#### YOUR INSTRUCTIONS:
Filter these entries, keeping only lines that hold the word "convite".

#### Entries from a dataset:
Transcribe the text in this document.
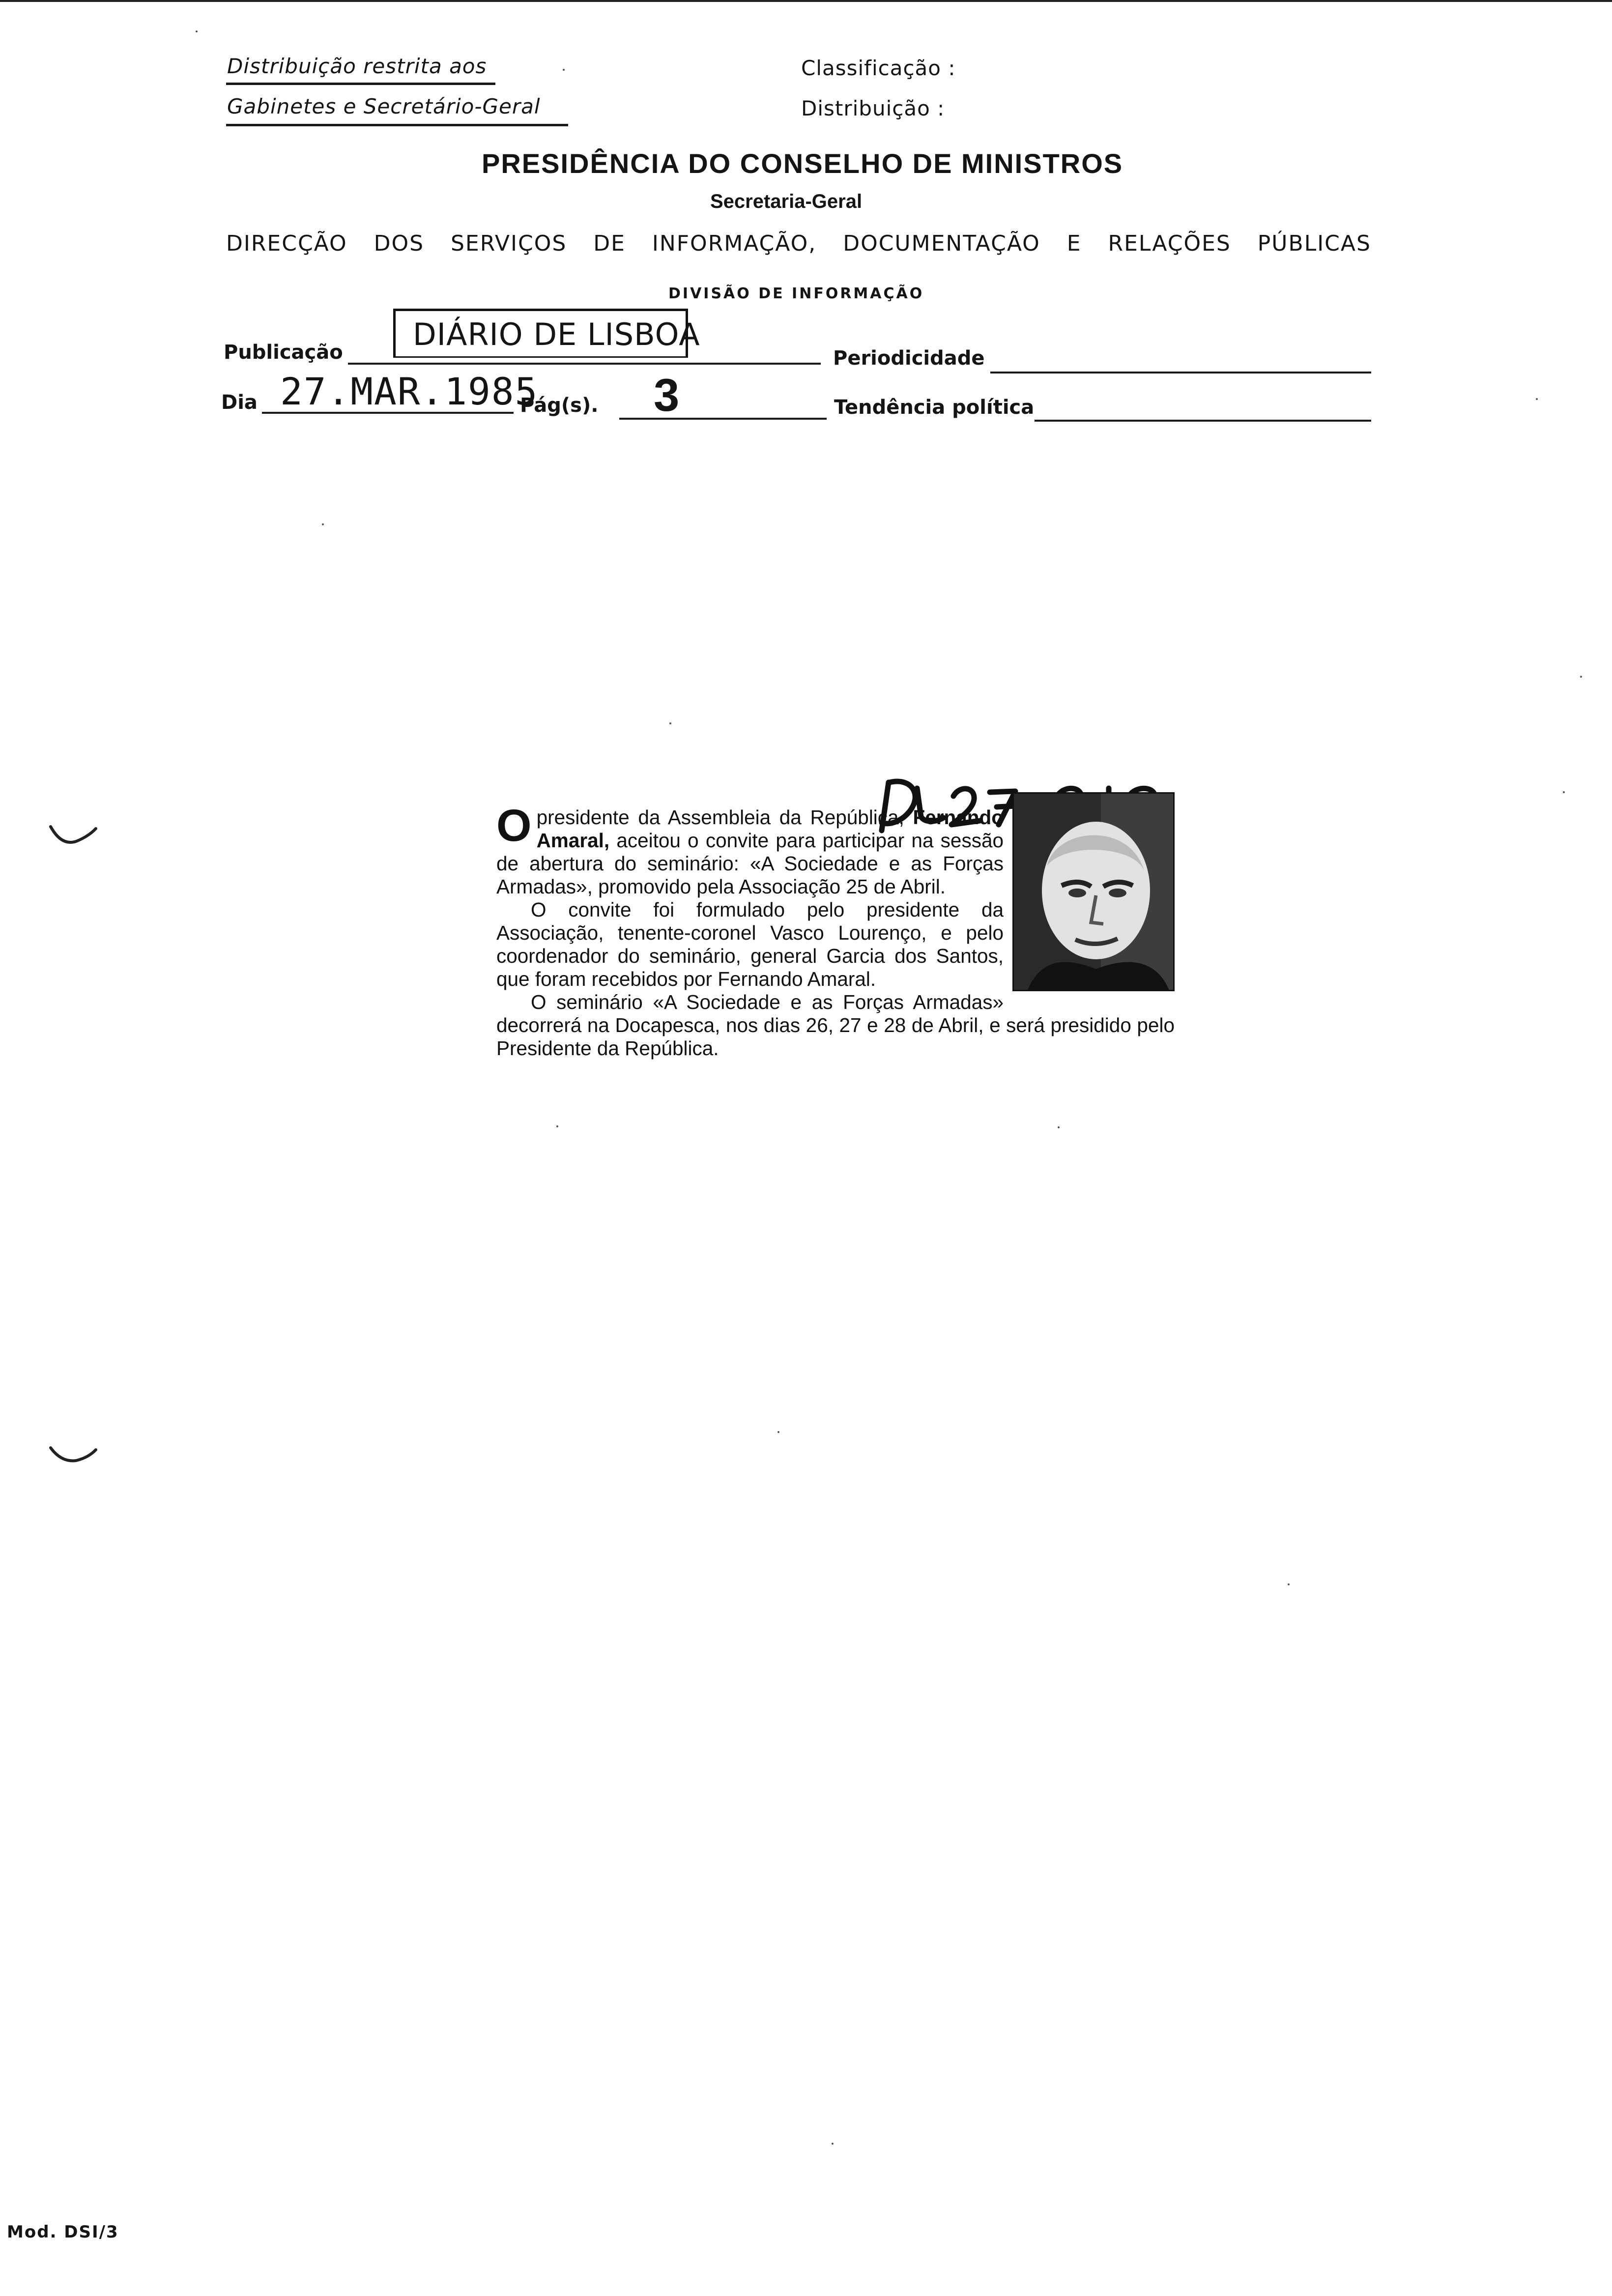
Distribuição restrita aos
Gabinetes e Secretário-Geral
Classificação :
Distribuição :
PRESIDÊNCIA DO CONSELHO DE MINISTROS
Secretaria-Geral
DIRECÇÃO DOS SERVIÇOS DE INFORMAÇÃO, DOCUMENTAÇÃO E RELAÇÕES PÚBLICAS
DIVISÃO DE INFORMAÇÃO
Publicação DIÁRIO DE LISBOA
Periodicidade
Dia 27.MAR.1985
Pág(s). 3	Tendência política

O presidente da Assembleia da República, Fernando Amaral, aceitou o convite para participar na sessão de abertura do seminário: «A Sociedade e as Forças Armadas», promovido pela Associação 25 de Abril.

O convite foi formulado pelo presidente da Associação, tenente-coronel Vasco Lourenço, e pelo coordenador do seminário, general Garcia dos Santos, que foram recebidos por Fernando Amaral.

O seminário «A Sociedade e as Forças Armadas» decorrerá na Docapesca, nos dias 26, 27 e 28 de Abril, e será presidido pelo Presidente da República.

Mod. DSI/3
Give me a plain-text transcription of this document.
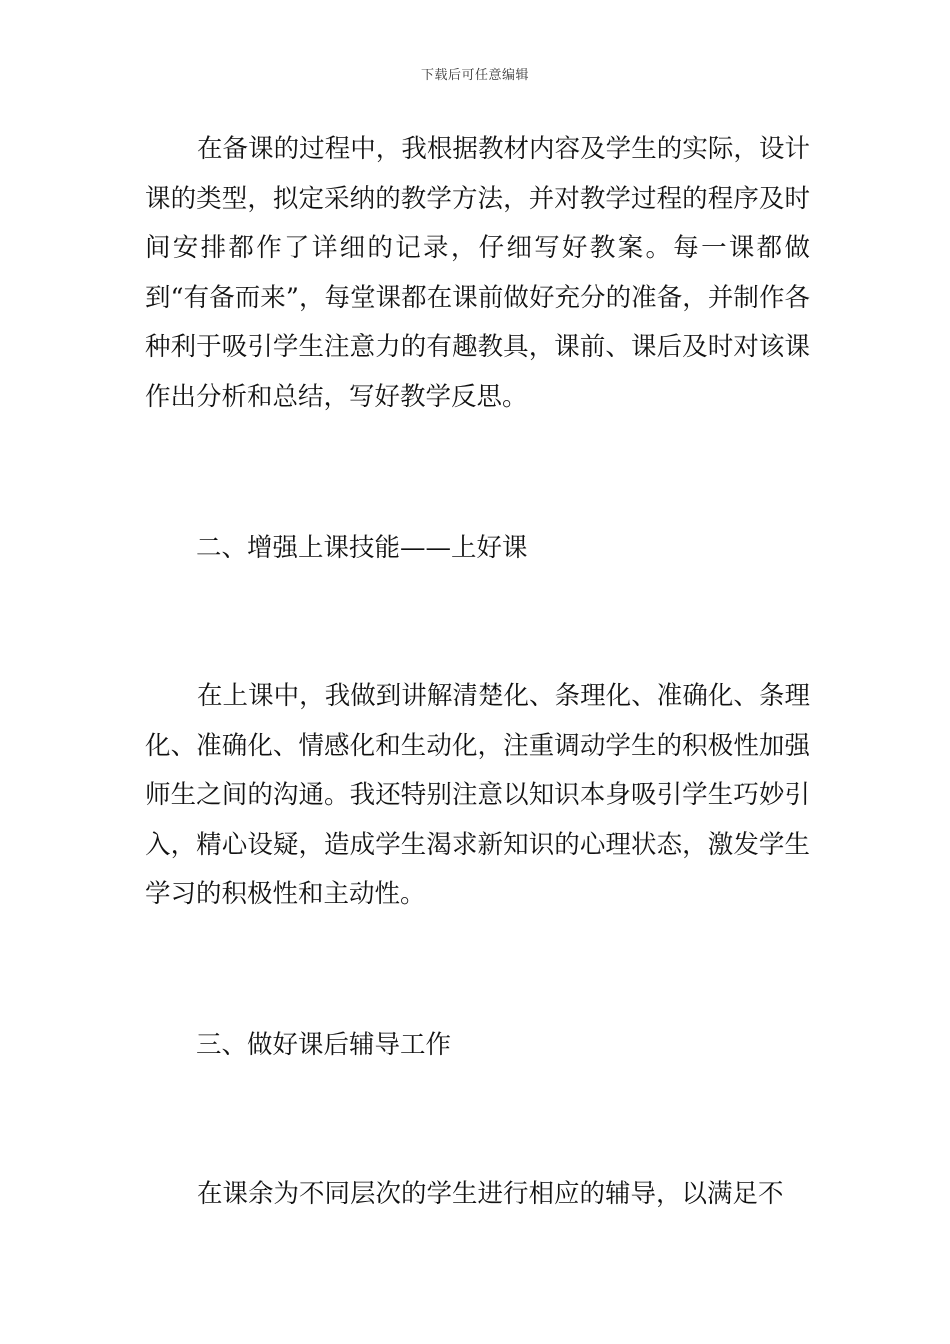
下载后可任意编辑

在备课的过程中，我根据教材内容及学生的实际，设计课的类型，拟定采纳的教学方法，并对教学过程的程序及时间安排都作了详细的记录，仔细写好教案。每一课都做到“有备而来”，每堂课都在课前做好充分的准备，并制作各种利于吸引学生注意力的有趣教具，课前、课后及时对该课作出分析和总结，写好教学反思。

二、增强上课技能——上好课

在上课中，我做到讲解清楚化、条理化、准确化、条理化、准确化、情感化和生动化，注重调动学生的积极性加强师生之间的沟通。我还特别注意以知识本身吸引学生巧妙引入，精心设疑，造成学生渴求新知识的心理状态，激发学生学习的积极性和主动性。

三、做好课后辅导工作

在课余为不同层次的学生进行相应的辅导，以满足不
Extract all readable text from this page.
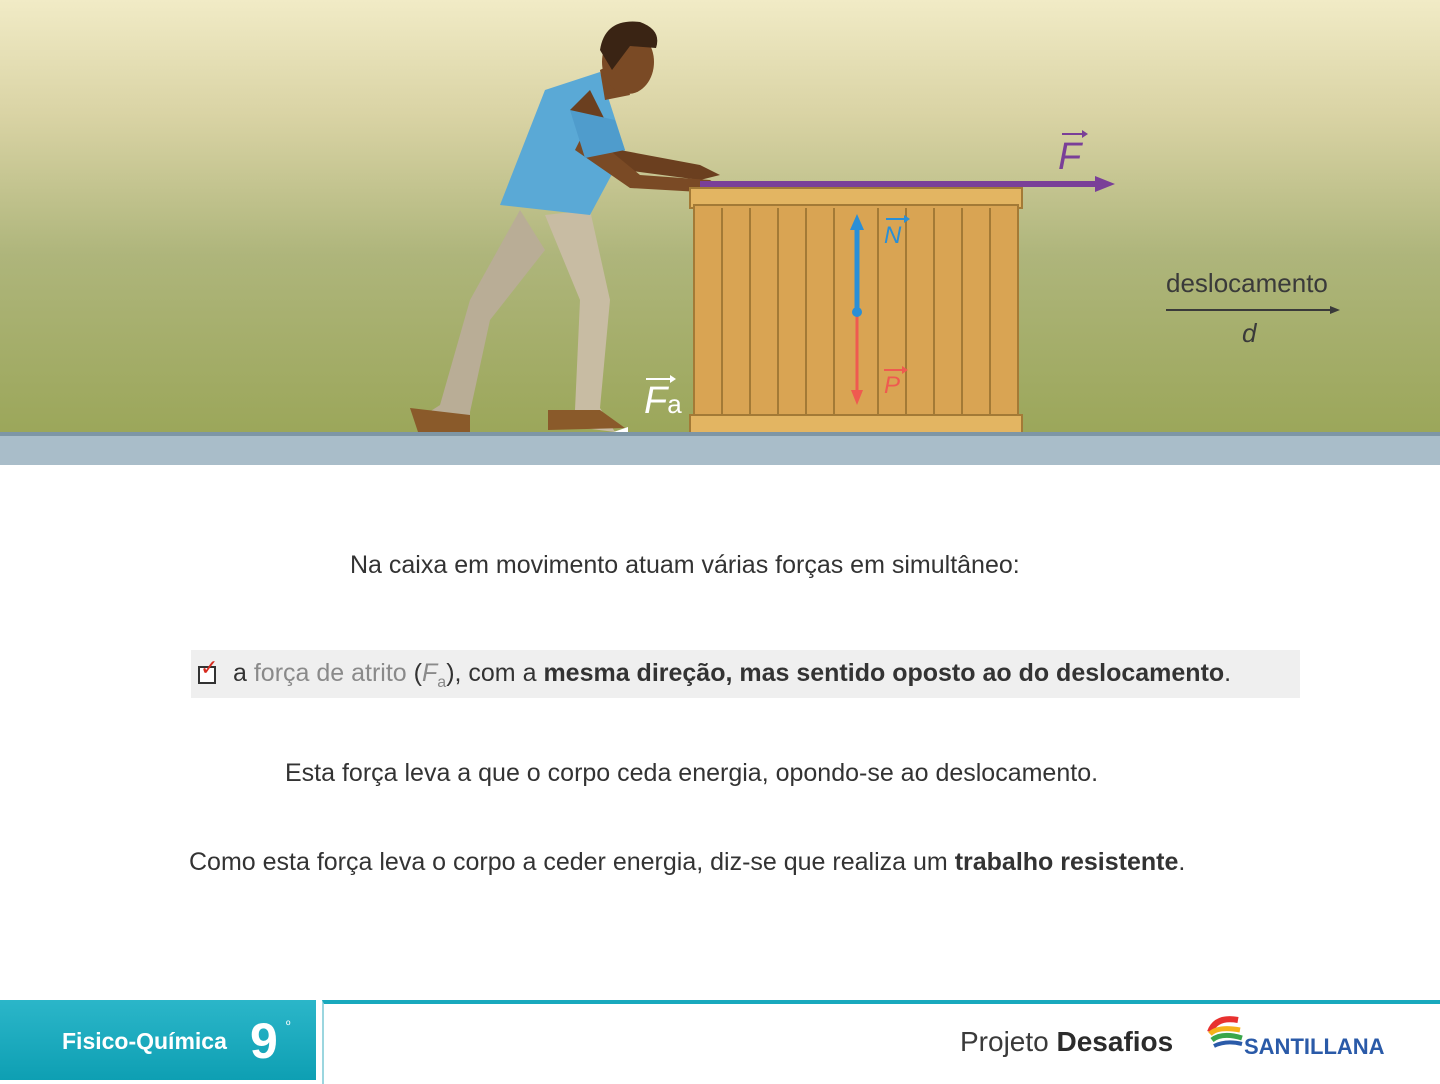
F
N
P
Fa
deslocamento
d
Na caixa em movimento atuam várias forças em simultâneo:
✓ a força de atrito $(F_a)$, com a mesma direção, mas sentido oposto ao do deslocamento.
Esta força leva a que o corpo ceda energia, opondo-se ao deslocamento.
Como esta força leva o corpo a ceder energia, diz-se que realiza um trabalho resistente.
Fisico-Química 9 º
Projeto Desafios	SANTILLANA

#### THE SOLUTION:
O presidente da Assembleia da República, Fernando Amaral, aceitou o convite para participar na sessão de abertura do seminário: «A Sociedade e as Forças Armadas», promovido pela Associação 25 de Abril.
O convite foi formulado pelo presidente da Associação, tenente-coronel Vasco Lourenço, e pelo coordenador do seminário, general Garcia dos Santos, que foram recebidos por Fernando Amaral.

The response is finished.